• [TASK]: Determine which lines of the records include the word "εἶχε", and copy them.

[Start of PROVIDED RECORDS]

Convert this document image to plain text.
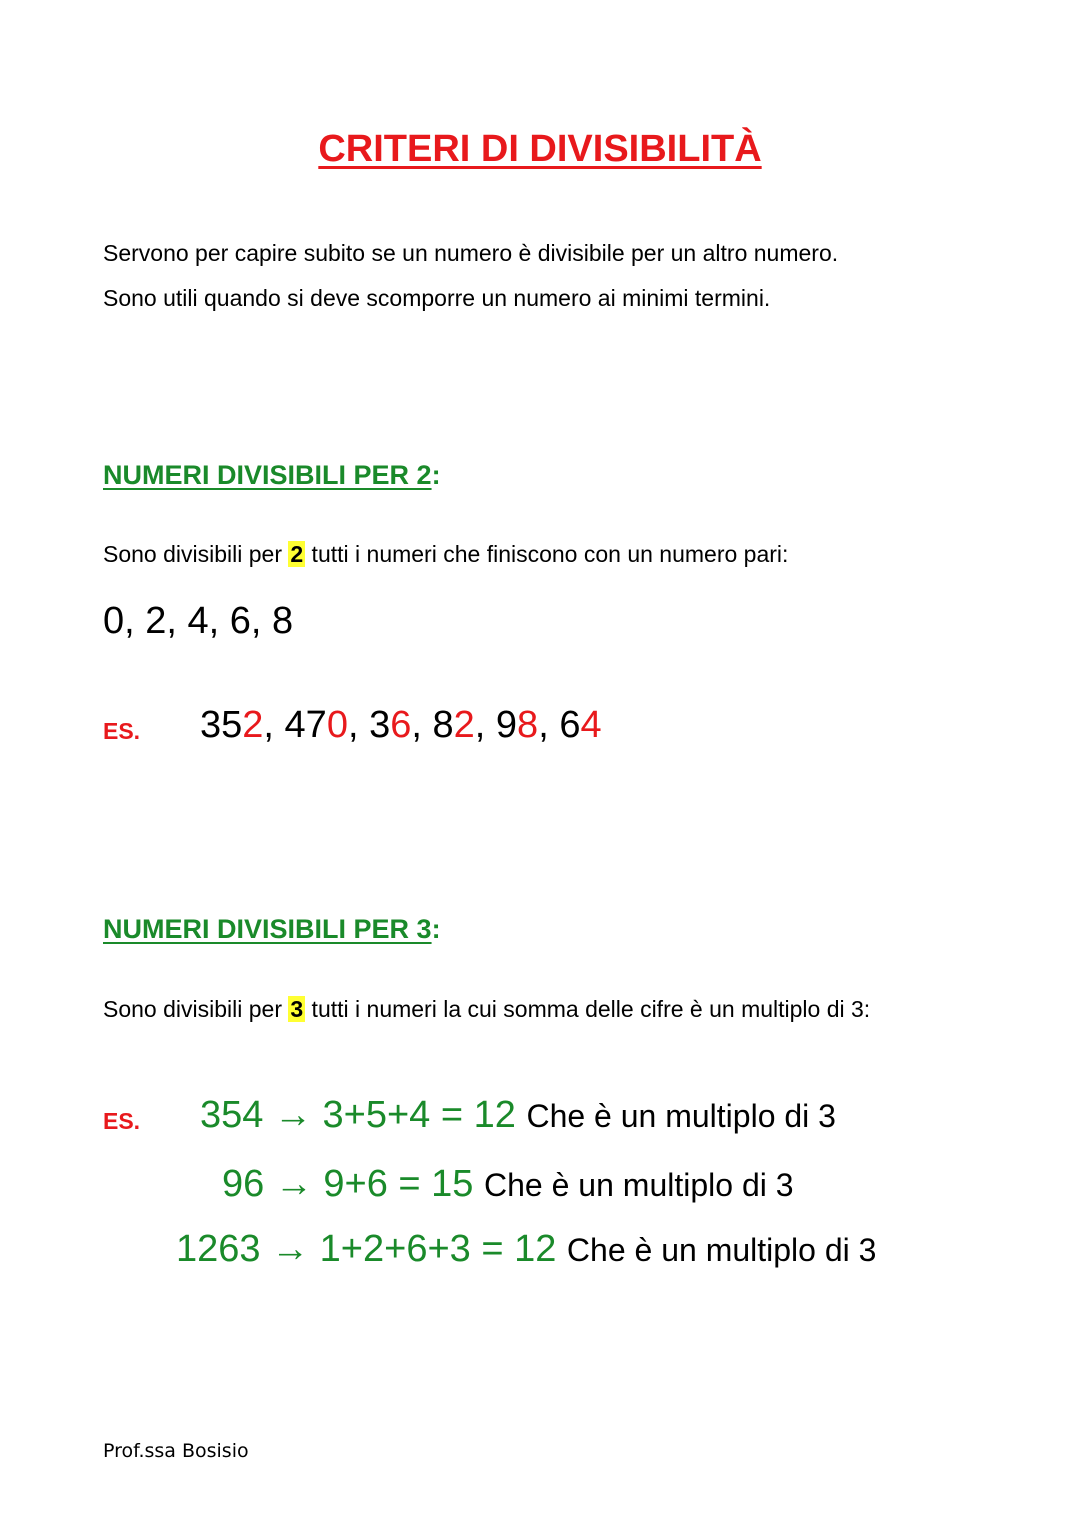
CRITERI DI DIVISIBILITÀ
Servono per capire subito se un numero è divisibile per un altro numero.
Sono utili quando si deve scomporre un numero ai minimi termini.
NUMERI DIVISIBILI PER 2:
Sono divisibili per 2 tutti i numeri che finiscono con un numero pari:
0, 2, 4, 6, 8
ES. 352, 470, 36, 82, 98, 64
NUMERI DIVISIBILI PER 3:
Sono divisibili per 3 tutti i numeri la cui somma delle cifre è un multiplo di 3:
ES. 354 → 3+5+4 = 12 Che è un multiplo di 3
96 → 9+6 = 15 Che è un multiplo di 3
1263 → 1+2+6+3 = 12 Che è un multiplo di 3
Prof.ssa Bosisio
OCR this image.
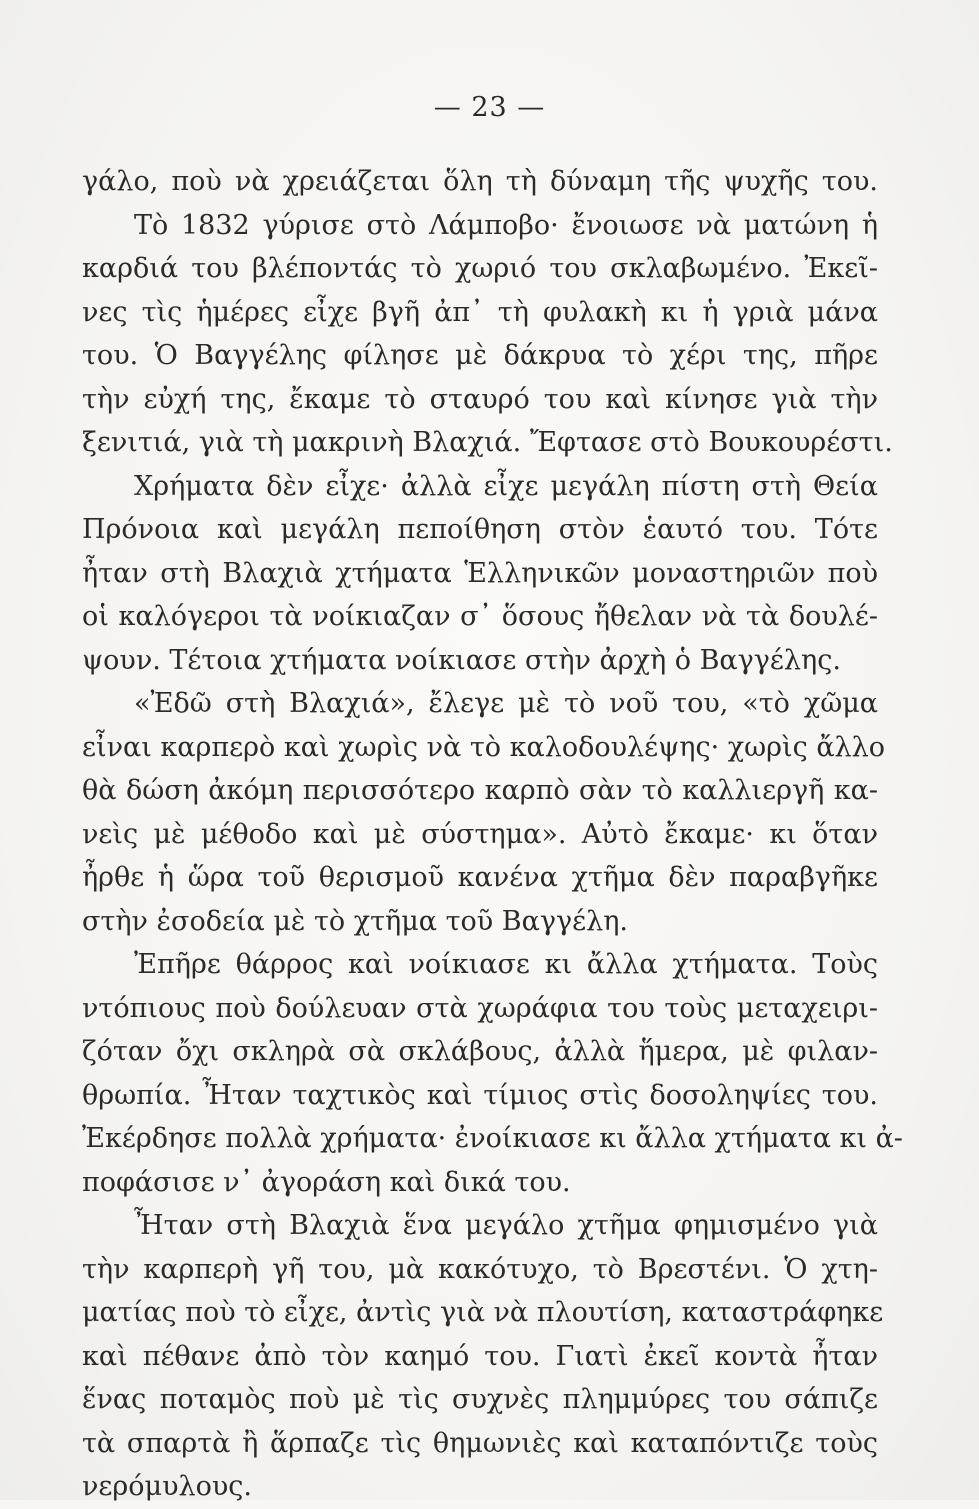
— 23 —
γάλο, ποὺ νὰ χρειάζεται ὅλη τὴ δύναμη τῆς ψυχῆς του.
Τὸ 1832 γύρισε στὸ Λάμποβο· ἔνοιωσε νὰ ματώνη ἡ
καρδιά του βλέποντάς τὸ χωριό του σκλαβωμένο. Ἐκεῖ-
νες τὶς ἡμέρες εἶχε βγῆ ἀπ᾽ τὴ φυλακὴ κι ἡ γριὰ μάνα
του. Ὁ Βαγγέλης φίλησε μὲ δάκρυα τὸ χέρι της, πῆρε
τὴν εὐχή της, ἔκαμε τὸ σταυρό του καὶ κίνησε γιὰ τὴν
ξενιτιά, γιὰ τὴ μακρινὴ Βλαχιά. Ἔφτασε στὸ Βουκουρέστι.
Χρήματα δὲν εἶχε· ἀλλὰ εἶχε μεγάλη πίστη στὴ Θεία
Πρόνοια καὶ μεγάλη πεποίθηση στὸν ἑαυτό του. Τότε
ἦταν στὴ Βλαχιὰ χτήματα Ἑλληνικῶν μοναστηριῶν ποὺ
οἱ καλόγεροι τὰ νοίκιαζαν σ᾽ ὅσους ἤθελαν νὰ τὰ δουλέ-
ψουν. Τέτοια χτήματα νοίκιασε στὴν ἀρχὴ ὁ Βαγγέλης.
«Ἐδῶ στὴ Βλαχιά», ἔλεγε μὲ τὸ νοῦ του, «τὸ χῶμα
εἶναι καρπερὸ καὶ χωρὶς νὰ τὸ καλοδουλέψης· χωρὶς ἄλλο
θὰ δώση ἀκόμη περισσότερο καρπὸ σὰν τὸ καλλιεργῆ κα-
νεὶς μὲ μέθοδο καὶ μὲ σύστημα». Αὐτὸ ἔκαμε· κι ὅταν
ἦρθε ἡ ὥρα τοῦ θερισμοῦ κανένα χτῆμα δὲν παραβγῆκε
στὴν ἐσοδεία μὲ τὸ χτῆμα τοῦ Βαγγέλη.
Ἐπῆρε θάρρος καὶ νοίκιασε κι ἄλλα χτήματα. Τοὺς
ντόπιους ποὺ δούλευαν στὰ χωράφια του τοὺς μεταχειρι-
ζόταν ὄχι σκληρὰ σὰ σκλάβους, ἀλλὰ ἥμερα, μὲ φιλαν-
θρωπία. Ἦταν ταχτικὸς καὶ τίμιος στὶς δοσοληψίες του.
Ἐκέρδησε πολλὰ χρήματα· ἐνοίκιασε κι ἄλλα χτήματα κι ἀ-
ποφάσισε ν᾽ ἀγοράση καὶ δικά του.
Ἦταν στὴ Βλαχιὰ ἕνα μεγάλο χτῆμα φημισμένο γιὰ
τὴν καρπερὴ γῆ του, μὰ κακότυχο, τὸ Βρεστένι. Ὁ χτη-
ματίας ποὺ τὸ εἶχε, ἀντὶς γιὰ νὰ πλουτίση, καταστράφηκε
καὶ πέθανε ἀπὸ τὸν καημό του. Γιατὶ ἐκεῖ κοντὰ ἦταν
ἕνας ποταμὸς ποὺ μὲ τὶς συχνὲς πλημμύρες του σάπιζε
τὰ σπαρτὰ ἢ ἅρπαζε τὶς θημωνιὲς καὶ καταπόντιζε τοὺς
νερόμυλους.
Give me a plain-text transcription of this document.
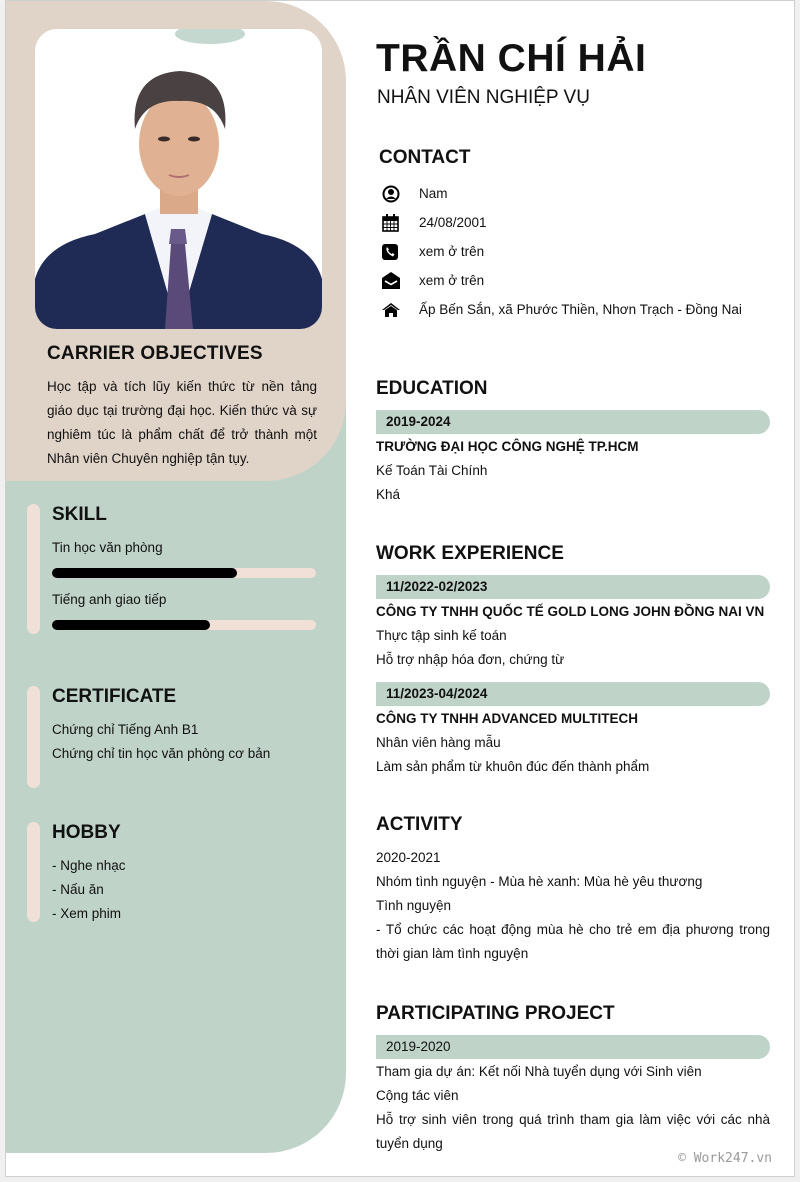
CARRIER OBJECTIVES

Học tập và tích lũy kiến thức từ nền tảng giáo dục tại trường đại học. Kiến thức và sự nghiêm túc là phẩm chất để trở thành một Nhân viên Chuyên nghiệp tận tụy.

SKILL
Tin học văn phòng
Tiếng anh giao tiếp
CERTIFICATE
Chứng chỉ Tiếng Anh B1
Chứng chỉ tin học văn phòng cơ bản
HOBBY
- Nghe nhạc
- Nấu ăn
- Xem phim
TRẦN CHÍ HẢI
NHÂN VIÊN NGHIỆP VỤ
CONTACT
Nam
24/08/2001
xem ở trên
xem ở trên
Ấp Bến Sắn, xã Phước Thiền, Nhơn Trạch - Đồng Nai
EDUCATION
2019-2024
TRƯỜNG ĐẠI HỌC CÔNG NGHỆ TP.HCM
Kế Toán Tài Chính
Khá
WORK EXPERIENCE
11/2022-02/2023
CÔNG TY TNHH QUỐC TẾ GOLD LONG JOHN ĐỒNG NAI VN
Thực tập sinh kế toán
Hỗ trợ nhập hóa đơn, chứng từ
11/2023-04/2024
CÔNG TY TNHH ADVANCED MULTITECH
Nhân viên hàng mẫu
Làm sản phẩm từ khuôn đúc đến thành phẩm
ACTIVITY
2020-2021
Nhóm tình nguyện - Mùa hè xanh: Mùa hè yêu thương
Tình nguyện
- Tổ chức các hoạt động mùa hè cho trẻ em địa phương trong thời gian làm tình nguyện
PARTICIPATING PROJECT
2019-2020
Tham gia dự án: Kết nối Nhà tuyển dụng với Sinh viên
Cộng tác viên
Hỗ trợ sinh viên trong quá trình tham gia làm việc với các nhà tuyển dụng
© Work247.vn
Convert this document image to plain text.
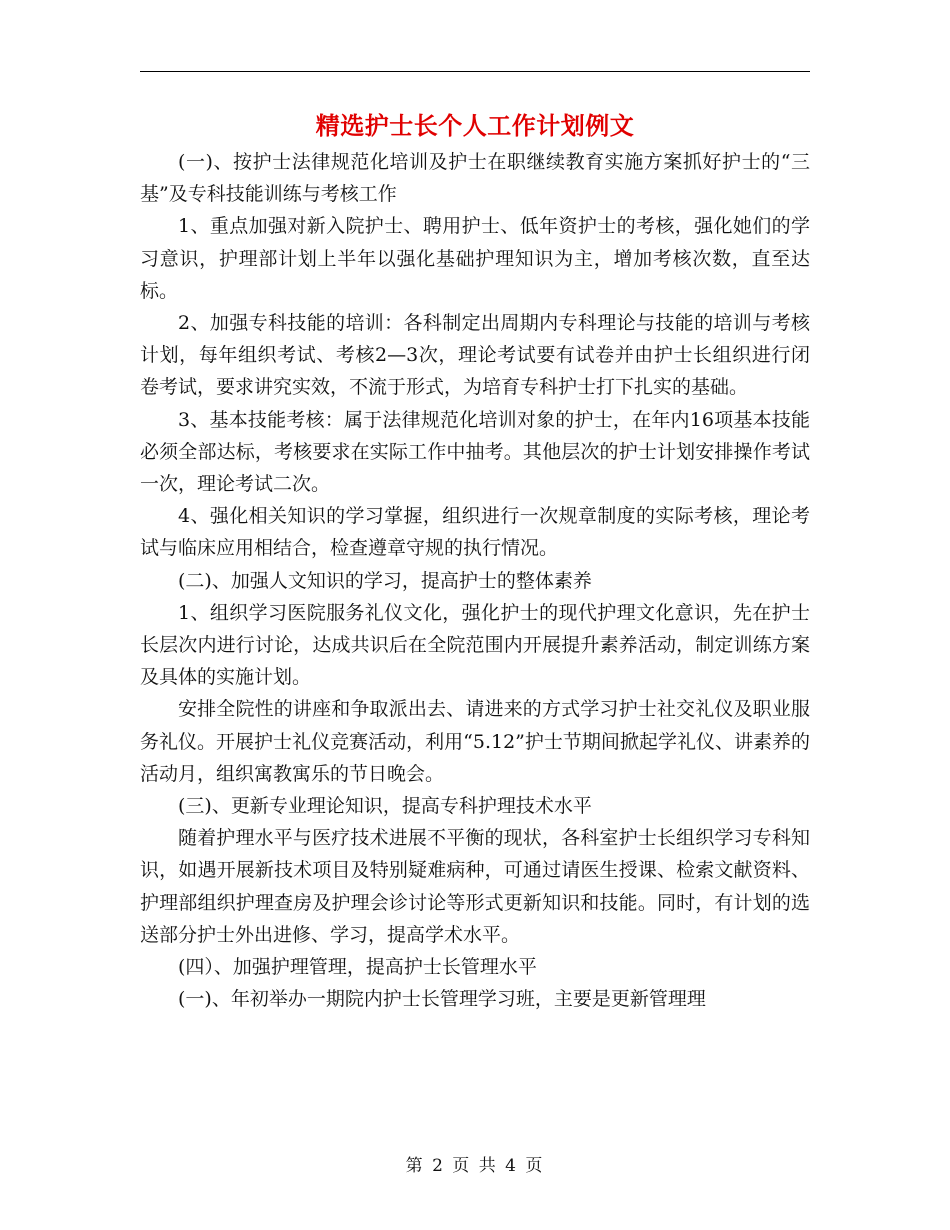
精选护士长个人工作计划例文

(一)、按护士法律规范化培训及护士在职继续教育实施方案抓好护士的“三基”及专科技能训练与考核工作

1、重点加强对新入院护士、聘用护士、低年资护士的考核，强化她们的学习意识，护理部计划上半年以强化基础护理知识为主，增加考核次数，直至达标。

2、加强专科技能的培训：各科制定出周期内专科理论与技能的培训与考核计划，每年组织考试、考核2—3次，理论考试要有试卷并由护士长组织进行闭卷考试，要求讲究实效，不流于形式，为培育专科护士打下扎实的基础。

3、基本技能考核：属于法律规范化培训对象的护士，在年内16项基本技能必须全部达标，考核要求在实际工作中抽考。其他层次的护士计划安排操作考试一次，理论考试二次。

4、强化相关知识的学习掌握，组织进行一次规章制度的实际考核，理论考试与临床应用相结合，检查遵章守规的执行情况。

(二)、加强人文知识的学习，提高护士的整体素养

1、组织学习医院服务礼仪文化，强化护士的现代护理文化意识，先在护士长层次内进行讨论，达成共识后在全院范围内开展提升素养活动，制定训练方案及具体的实施计划。

安排全院性的讲座和争取派出去、请进来的方式学习护士社交礼仪及职业服务礼仪。开展护士礼仪竞赛活动，利用“5.12”护士节期间掀起学礼仪、讲素养的活动月，组织寓教寓乐的节日晚会。

(三)、更新专业理论知识，提高专科护理技术水平

随着护理水平与医疗技术进展不平衡的现状，各科室护士长组织学习专科知识，如遇开展新技术项目及特别疑难病种，可通过请医生授课、检索文献资料、护理部组织护理查房及护理会诊讨论等形式更新知识和技能。同时，有计划的选送部分护士外出进修、学习，提高学术水平。

(四）、加强护理管理，提高护士长管理水平

(一)、年初举办一期院内护士长管理学习班，主要是更新管理理

第 2 页 共 4 页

[End of PROVIDED RECORDS]

• [RESULT OF THE TASK]:
νες τὶς ἡμέρες εἶχε βγῆ ἀπ᾽ τὴ φυλακὴ κι ἡ γριὰ μάνα
Χρήματα δὲν εἶχε· ἀλλὰ εἶχε μεγάλη πίστη στὴ Θεία
ματίας ποὺ τὸ εἶχε, ἀντὶς γιὰ νὰ πλουτίση, καταστράφηκε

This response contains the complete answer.